*Objective*
Repeat the material below exactly, with no pictures.

## Begin

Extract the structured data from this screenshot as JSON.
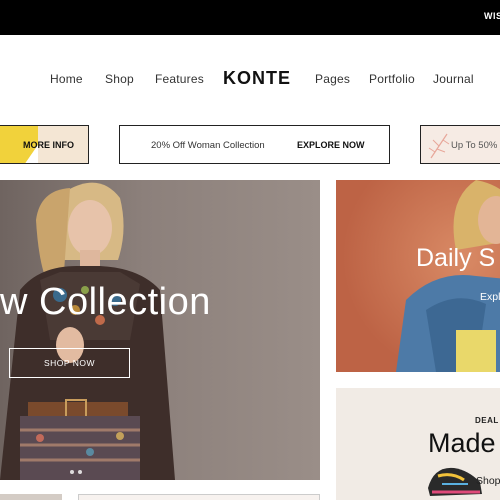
{
  "topbar": {
    "text": "WISH"
  },
  "nav": {
    "logo": "KONTE",
    "items": [
      "Home",
      "Shop",
      "Features",
      "Pages",
      "Portfolio",
      "Journal"
    ]
  },
  "promos": {
    "left": {
      "label": "MORE INFO"
    },
    "middle": {
      "text": "20% Off Woman Collection",
      "cta": "EXPLORE NOW"
    },
    "right": {
      "text": "Up To 50%"
    }
  },
  "hero": {
    "title": "w Collection",
    "button": "SHOP NOW",
    "dots": 2
  },
  "banner1": {
    "title": "Daily S",
    "link": "Explo"
  },
  "banner2": {
    "eyebrow": "DEAL O",
    "title": "Made",
    "link": "Shop"
  },
  "colors": {
    "topbar": "#000000",
    "promo_yellow": "#f1d23b",
    "banner_orange": "#c4704f",
    "banner_cream": "#f1ebe5"
  }
}
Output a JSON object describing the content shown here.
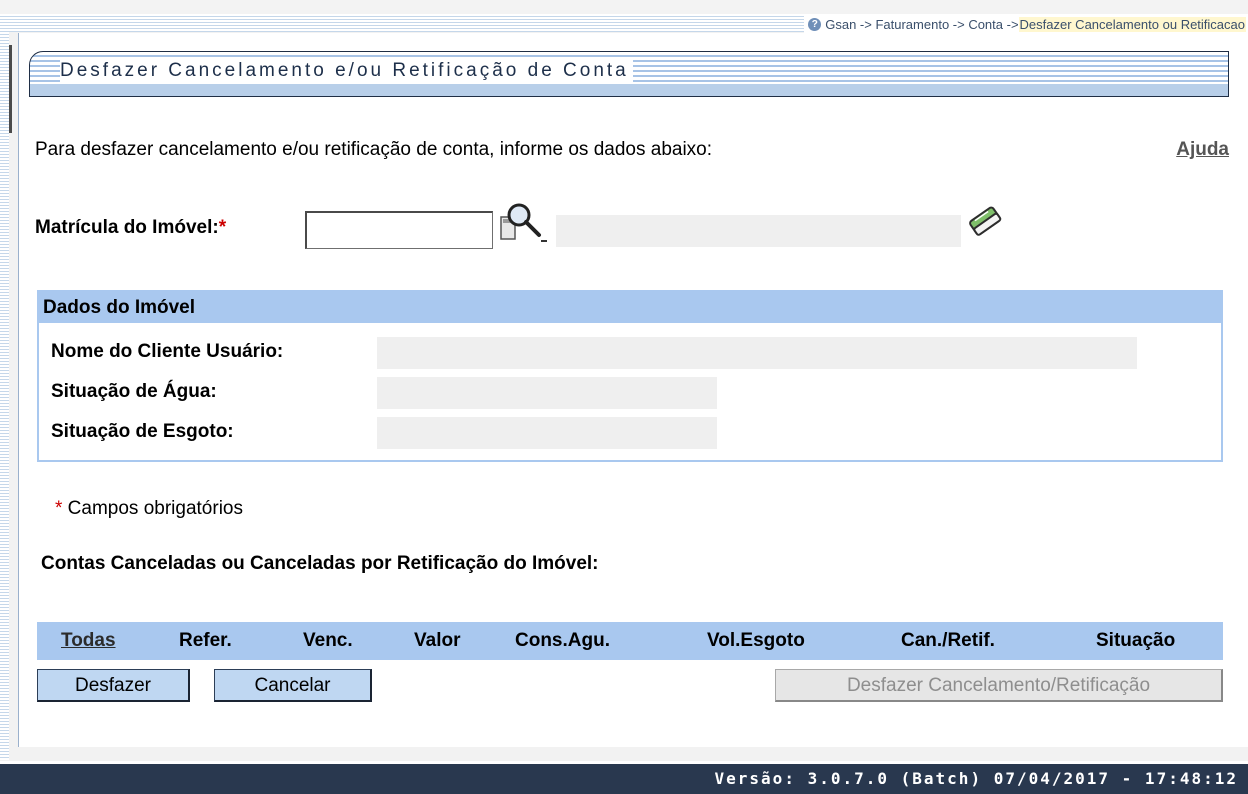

## End

*Task answer*
Extract the structured data from this screenshot as JSON.
{
  "topbar": {
    "text": "WISH"
  },
  "nav": {
    "logo": "KONTE",
    "items": [
      "Home",
      "Shop",
      "Features",
      "Pages",
      "Portfolio",
      "Journal"
    ]
  },
  "promos": {
    "left": {
      "label": "MORE INFO"
    },
    "middle": {
      "text": "20% Off Woman Collection",
      "cta": "EXPLORE NOW"
    },
    "right": {
      "text": "Up To 50%"
    }
  },
  "hero": {
    "title": "w Collection",
    "button": "SHOP NOW",
    "dots": 2
  },
  "banner1": {
    "title": "Daily S",
    "link": "Explo"
  },
  "banner2": {
    "eyebrow": "DEAL O",
    "title": "Made",
    "link": "Shop"
  },
  "colors": {
    "topbar": "#000000",
    "promo_yellow": "#f1d23b",
    "banner_orange": "#c4704f",
    "banner_cream": "#f1ebe5"
  }
}
Output a JSON object describing the content shown here.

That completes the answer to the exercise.